## Passage du texte
____

Les opérations standardisées (fiches) éligibles aux certificats d'économies d'énergie sont établies par deux arrêtés majeurs par an et publiées en juillet et décembre de chaque année. Ce catalogue de fiches est disponible sur le site du Ministère de l'Écologie et sur celui de l'Association technique Énergie Environnement (ATEE) dont le rôle est majeur dans le dispositif des certificats d'économies d'énergie. L'ATEE accompagne et informe les acteurs du dispositif. Elle organise au moins trois webinaires sectoriels par an. Elle engage des études et contribue à la mise à jour du catalogue des fiches d'opérations standardisées avec différents groupes de travail.

Le Club Certificats d'économies d'énergie de l'ATEE est au centre des échanges entre les professionnels du dispositif, réunis dans ses groupes de travail thématiques (transport, industrie, agriculture, réseaux et services, bâtiment) dédiés aux fiches d'opérations standardisées. Il a aussi pour missions d'accompagner et d'informer les acteurs du dispositif pour les aider à comprendre et optimiser la mise en oeuvre selon leurs activités mais aussi de proposer, sur la base de retours d'expériences, des évolutions du dispositif de manière indépendante dans l'intérêt collectif.

L'ATEE pilote donc le groupe de travail Agriculture des certificats d'économies d'énergie, qui travaille sur la révision des fiches actuelles et accompagne les projets de création de nouvelles fiches pour le secteur. Les travaux sur les fiches sont présentés lors des webinaires sectoriels de l'ATEE et des Comités de pilotage CEE de la Direction générale de l'énergie et du climat DGEC. Les acteurs compétents peuvent se joindre aux groupes de travail à tout moment pour formuler leurs propositions. Le groupe Agriculture est présidé par le CTIFL depuis janvier 2023.

Pour qu'une fiche puisse être envisagée, des conditions doivent être réunies :

- la solution doit être mature, ambitieuse en termes de performance énergétique par rapport à la moyenne du marché et proposée par plusieurs fournisseurs ;

- elle génère des économies d'énergie finale et un gisement significatifs ;

- des données robustes, représentatives et référencées doivent justifier les calculs ;

- des acteurs du secteur sont prêts à porter la rédaction de la fiche en tant que porteur du projet.

Pour valider les hypothèses de calcul, cette fiche est ensuite travaillée par l'ATEE avec un groupe d'experts provenant des obligés, des équipementiers, des bureaux d'études, des instituts techniques et/ou des syndicats agricoles. La fiche doit être validée par l'ADEME avant d'être proposée à la DGEC. Lorsque la fiche est validée par la DGEC, elle est ensuite validée par le Conseil Supérieur de l'Énergie (CSE), puis publiée par arrêté (Figure 5).

____

## Extrait source
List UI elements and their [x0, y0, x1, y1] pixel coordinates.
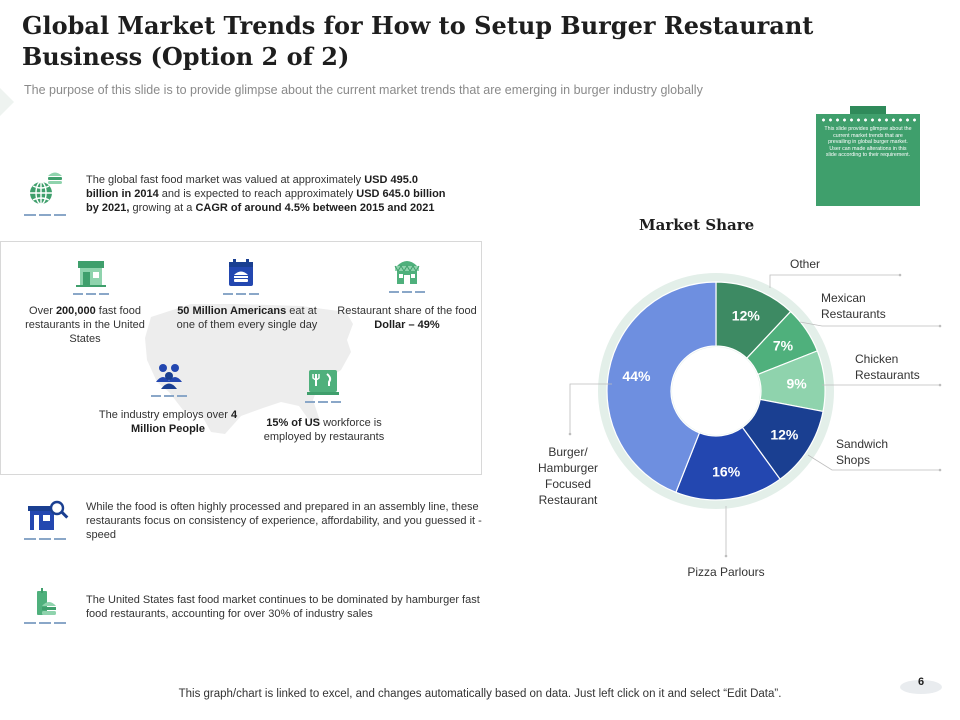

____

Pouvez-vous extraire, à l'identique, le passage du texte sur les certificats d'économies d'énergie compris entre « Pour qu'une fiche » et « porteur du projet. », ces deux bornes incluses ?

Pour qu'une fiche puisse être envisagée, des conditions doivent être réunies :

- la solution doit être mature, ambitieuse en termes de performance énergétique par rapport à la moyenne du marché et proposée par plusieurs fournisseurs ;

- elle génère des économies d'énergie finale et un gisement significatifs ;

- des données robustes, représentatives et référencées doivent justifier les calculs ;

- des acteurs du secteur sont prêts à porter la rédaction de la fiche en tant que porteur du projet.